Por Luciana Ramos

 

No começo, eram apenas crianças em um sol escaldante, brincado com bonecas (feias) de porcelana. As meninas, entediadas, praticavam o papel que lhes era esperado: o de mãe. Um belo dia, uma boneca voluptuosa e moderna aparece como um grande molonito, levando as garotas a estilhaçarem seus brinquedos antigos e sonharem com mais.

A diversidade de profissões e, mais tarde, de representações da Barbie impactou o modo como tantas crianças aspiravam ser… mas teria a boneca ficado datada? Ela se tornou uma visão limitante da sociedade, ou ainda consegue ser uma bela ideia? Essa discussão é a base do novo filme de Greta Gerwig que, sem abdicar da abundância de cores e leveza requirida, pondera questões essenciais à Barbie, ao brincar – por meio de como a narrativa é tecida – e ao embate entre feminismo e patriarcado.

ENUNCIADO DA TAREFA
Responda, com base no trecho do documento acima:
1. Que papel as meninas praticavam com as bonecas de porcelana?
2. De quem é o novo filme mencionado?
3. Que embate o filme pondera, além de questões essenciais à Barbie e ao brincar?

DADOS FORNECIDOS
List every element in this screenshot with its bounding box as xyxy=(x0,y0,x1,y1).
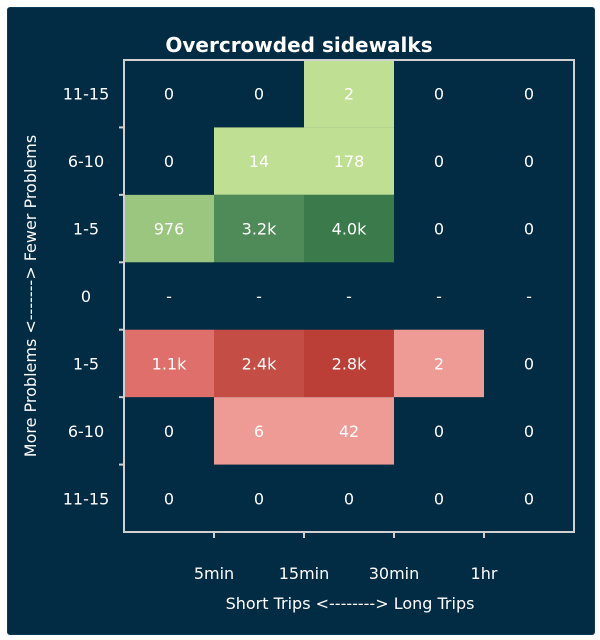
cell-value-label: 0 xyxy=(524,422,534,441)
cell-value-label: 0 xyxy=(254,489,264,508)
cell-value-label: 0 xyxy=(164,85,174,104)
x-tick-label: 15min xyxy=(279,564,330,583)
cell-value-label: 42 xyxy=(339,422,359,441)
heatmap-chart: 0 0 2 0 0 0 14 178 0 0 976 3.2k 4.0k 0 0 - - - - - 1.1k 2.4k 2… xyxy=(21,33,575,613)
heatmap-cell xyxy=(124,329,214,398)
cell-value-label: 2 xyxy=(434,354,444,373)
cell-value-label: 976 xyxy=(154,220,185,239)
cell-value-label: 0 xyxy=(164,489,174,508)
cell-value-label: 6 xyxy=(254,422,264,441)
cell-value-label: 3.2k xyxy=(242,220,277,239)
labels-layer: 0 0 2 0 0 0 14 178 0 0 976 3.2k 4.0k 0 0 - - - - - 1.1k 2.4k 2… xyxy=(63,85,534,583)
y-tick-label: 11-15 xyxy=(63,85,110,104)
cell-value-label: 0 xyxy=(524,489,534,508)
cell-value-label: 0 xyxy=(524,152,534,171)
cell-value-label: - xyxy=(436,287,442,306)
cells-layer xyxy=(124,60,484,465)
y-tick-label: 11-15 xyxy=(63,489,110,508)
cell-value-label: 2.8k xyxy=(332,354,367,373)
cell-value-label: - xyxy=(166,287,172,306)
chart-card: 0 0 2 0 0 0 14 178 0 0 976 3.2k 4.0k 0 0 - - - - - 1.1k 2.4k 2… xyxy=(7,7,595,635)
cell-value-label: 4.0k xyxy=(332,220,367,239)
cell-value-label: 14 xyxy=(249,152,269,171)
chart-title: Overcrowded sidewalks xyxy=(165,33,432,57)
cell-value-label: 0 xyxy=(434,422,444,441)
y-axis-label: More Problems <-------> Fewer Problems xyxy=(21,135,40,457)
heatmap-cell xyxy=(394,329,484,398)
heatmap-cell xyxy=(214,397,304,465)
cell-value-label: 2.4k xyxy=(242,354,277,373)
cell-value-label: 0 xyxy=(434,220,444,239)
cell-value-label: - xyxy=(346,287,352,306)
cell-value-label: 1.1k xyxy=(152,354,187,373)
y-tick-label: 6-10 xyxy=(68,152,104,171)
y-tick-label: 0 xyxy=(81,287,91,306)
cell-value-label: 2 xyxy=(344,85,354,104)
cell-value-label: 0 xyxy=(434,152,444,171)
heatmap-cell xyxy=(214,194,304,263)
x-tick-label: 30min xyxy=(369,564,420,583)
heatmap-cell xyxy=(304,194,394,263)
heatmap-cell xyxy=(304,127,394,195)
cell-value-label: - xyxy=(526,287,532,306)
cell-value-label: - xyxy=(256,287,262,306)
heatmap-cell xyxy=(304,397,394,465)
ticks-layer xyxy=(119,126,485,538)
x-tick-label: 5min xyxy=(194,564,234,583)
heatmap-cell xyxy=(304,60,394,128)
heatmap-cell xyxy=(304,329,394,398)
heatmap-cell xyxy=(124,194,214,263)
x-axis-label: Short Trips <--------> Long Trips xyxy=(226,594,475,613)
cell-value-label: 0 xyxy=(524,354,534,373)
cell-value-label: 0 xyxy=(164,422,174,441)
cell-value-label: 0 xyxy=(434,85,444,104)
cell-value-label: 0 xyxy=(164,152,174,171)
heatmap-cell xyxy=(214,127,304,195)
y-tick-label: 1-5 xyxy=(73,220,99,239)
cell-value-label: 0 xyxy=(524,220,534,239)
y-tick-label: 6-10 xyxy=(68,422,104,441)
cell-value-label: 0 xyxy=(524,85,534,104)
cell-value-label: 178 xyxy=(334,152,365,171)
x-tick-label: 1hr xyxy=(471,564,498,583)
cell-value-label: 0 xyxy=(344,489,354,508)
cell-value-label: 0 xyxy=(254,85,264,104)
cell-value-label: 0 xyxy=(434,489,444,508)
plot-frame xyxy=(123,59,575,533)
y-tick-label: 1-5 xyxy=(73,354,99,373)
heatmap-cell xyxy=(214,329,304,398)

RESULTADO
1. O de mãe.
2. De Greta Gerwig.
3. O embate entre feminismo e patriarcado.